-------- Extracted material

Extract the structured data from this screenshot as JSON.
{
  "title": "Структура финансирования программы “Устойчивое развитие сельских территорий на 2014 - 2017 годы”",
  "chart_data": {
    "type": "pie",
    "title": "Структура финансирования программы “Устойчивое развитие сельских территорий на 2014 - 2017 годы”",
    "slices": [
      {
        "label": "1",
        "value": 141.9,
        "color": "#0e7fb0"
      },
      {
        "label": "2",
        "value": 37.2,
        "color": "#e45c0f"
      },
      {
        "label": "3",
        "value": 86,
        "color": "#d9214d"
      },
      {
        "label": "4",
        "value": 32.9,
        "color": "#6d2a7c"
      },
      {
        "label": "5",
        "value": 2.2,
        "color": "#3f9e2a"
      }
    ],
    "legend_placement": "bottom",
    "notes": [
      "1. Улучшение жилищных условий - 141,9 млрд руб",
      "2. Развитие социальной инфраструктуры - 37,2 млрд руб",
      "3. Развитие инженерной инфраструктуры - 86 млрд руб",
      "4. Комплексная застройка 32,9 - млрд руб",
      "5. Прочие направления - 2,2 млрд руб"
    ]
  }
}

----------------

_Goal of the exercise_. Reply with one number only, the count of lines above that hold the string "Устойчивое".

_Task answer_. 2